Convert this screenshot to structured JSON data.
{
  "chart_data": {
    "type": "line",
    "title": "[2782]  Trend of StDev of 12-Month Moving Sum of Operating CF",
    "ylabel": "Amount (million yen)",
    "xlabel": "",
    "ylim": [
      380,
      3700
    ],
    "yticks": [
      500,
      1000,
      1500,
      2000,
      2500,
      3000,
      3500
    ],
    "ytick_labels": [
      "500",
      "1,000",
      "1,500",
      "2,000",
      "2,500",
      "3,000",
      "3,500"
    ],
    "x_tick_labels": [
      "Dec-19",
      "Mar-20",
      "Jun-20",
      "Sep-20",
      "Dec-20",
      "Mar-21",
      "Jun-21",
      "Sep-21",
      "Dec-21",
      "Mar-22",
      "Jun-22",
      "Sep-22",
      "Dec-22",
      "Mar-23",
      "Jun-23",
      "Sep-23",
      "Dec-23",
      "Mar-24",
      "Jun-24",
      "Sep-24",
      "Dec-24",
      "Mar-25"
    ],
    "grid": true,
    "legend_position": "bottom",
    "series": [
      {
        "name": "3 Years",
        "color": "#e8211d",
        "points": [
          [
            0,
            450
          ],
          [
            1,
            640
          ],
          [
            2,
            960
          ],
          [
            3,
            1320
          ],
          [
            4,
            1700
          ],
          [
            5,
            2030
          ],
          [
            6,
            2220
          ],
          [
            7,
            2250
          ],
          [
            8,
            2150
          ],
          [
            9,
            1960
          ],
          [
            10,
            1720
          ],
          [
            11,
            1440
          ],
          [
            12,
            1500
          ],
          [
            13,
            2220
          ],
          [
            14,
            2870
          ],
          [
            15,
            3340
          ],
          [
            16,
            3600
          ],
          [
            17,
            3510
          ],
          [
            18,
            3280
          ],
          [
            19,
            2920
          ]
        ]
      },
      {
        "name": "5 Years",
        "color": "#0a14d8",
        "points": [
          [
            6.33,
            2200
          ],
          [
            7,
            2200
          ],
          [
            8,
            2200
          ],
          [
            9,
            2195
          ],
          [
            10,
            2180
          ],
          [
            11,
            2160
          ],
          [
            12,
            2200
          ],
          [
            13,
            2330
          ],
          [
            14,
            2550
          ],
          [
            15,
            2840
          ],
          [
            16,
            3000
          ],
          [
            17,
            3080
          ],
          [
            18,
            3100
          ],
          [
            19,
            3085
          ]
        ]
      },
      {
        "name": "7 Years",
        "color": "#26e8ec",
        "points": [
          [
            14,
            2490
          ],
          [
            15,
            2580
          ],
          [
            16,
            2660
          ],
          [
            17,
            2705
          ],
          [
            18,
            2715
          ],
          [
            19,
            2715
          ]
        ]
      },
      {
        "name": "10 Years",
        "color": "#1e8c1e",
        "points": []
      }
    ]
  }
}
• • • • •
- Exercise directions -
Write out every entry again, keeping each line exactly the same.

- Finished exercise -
Convert this screenshot to structured JSON data.
{
  "chart_data": {
    "type": "line",
    "title": "[2782]  Trend of StDev of 12-Month Moving Sum of Operating CF",
    "ylabel": "Amount (million yen)",
    "xlabel": "",
    "ylim": [
      380,
      3700
    ],
    "yticks": [
      500,
      1000,
      1500,
      2000,
      2500,
      3000,
      3500
    ],
    "ytick_labels": [
      "500",
      "1,000",
      "1,500",
      "2,000",
      "2,500",
      "3,000",
      "3,500"
    ],
    "x_tick_labels": [
      "Dec-19",
      "Mar-20",
      "Jun-20",
      "Sep-20",
      "Dec-20",
      "Mar-21",
      "Jun-21",
      "Sep-21",
      "Dec-21",
      "Mar-22",
      "Jun-22",
      "Sep-22",
      "Dec-22",
      "Mar-23",
      "Jun-23",
      "Sep-23",
      "Dec-23",
      "Mar-24",
      "Jun-24",
      "Sep-24",
      "Dec-24",
      "Mar-25"
    ],
    "grid": true,
    "legend_position": "bottom",
    "series": [
      {
        "name": "3 Years",
        "color": "#e8211d",
        "points": [
          [
            0,
            450
          ],
          [
            1,
            640
          ],
          [
            2,
            960
          ],
          [
            3,
            1320
          ],
          [
            4,
            1700
          ],
          [
            5,
            2030
          ],
          [
            6,
            2220
          ],
          [
            7,
            2250
          ],
          [
            8,
            2150
          ],
          [
            9,
            1960
          ],
          [
            10,
            1720
          ],
          [
            11,
            1440
          ],
          [
            12,
            1500
          ],
          [
            13,
            2220
          ],
          [
            14,
            2870
          ],
          [
            15,
            3340
          ],
          [
            16,
            3600
          ],
          [
            17,
            3510
          ],
          [
            18,
            3280
          ],
          [
            19,
            2920
          ]
        ]
      },
      {
        "name": "5 Years",
        "color": "#0a14d8",
        "points": [
          [
            6.33,
            2200
          ],
          [
            7,
            2200
          ],
          [
            8,
            2200
          ],
          [
            9,
            2195
          ],
          [
            10,
            2180
          ],
          [
            11,
            2160
          ],
          [
            12,
            2200
          ],
          [
            13,
            2330
          ],
          [
            14,
            2550
          ],
          [
            15,
            2840
          ],
          [
            16,
            3000
          ],
          [
            17,
            3080
          ],
          [
            18,
            3100
          ],
          [
            19,
            3085
          ]
        ]
      },
      {
        "name": "7 Years",
        "color": "#26e8ec",
        "points": [
          [
            14,
            2490
          ],
          [
            15,
            2580
          ],
          [
            16,
            2660
          ],
          [
            17,
            2705
          ],
          [
            18,
            2715
          ],
          [
            19,
            2715
          ]
        ]
      },
      {
        "name": "10 Years",
        "color": "#1e8c1e",
        "points": []
      }
    ]
  }
}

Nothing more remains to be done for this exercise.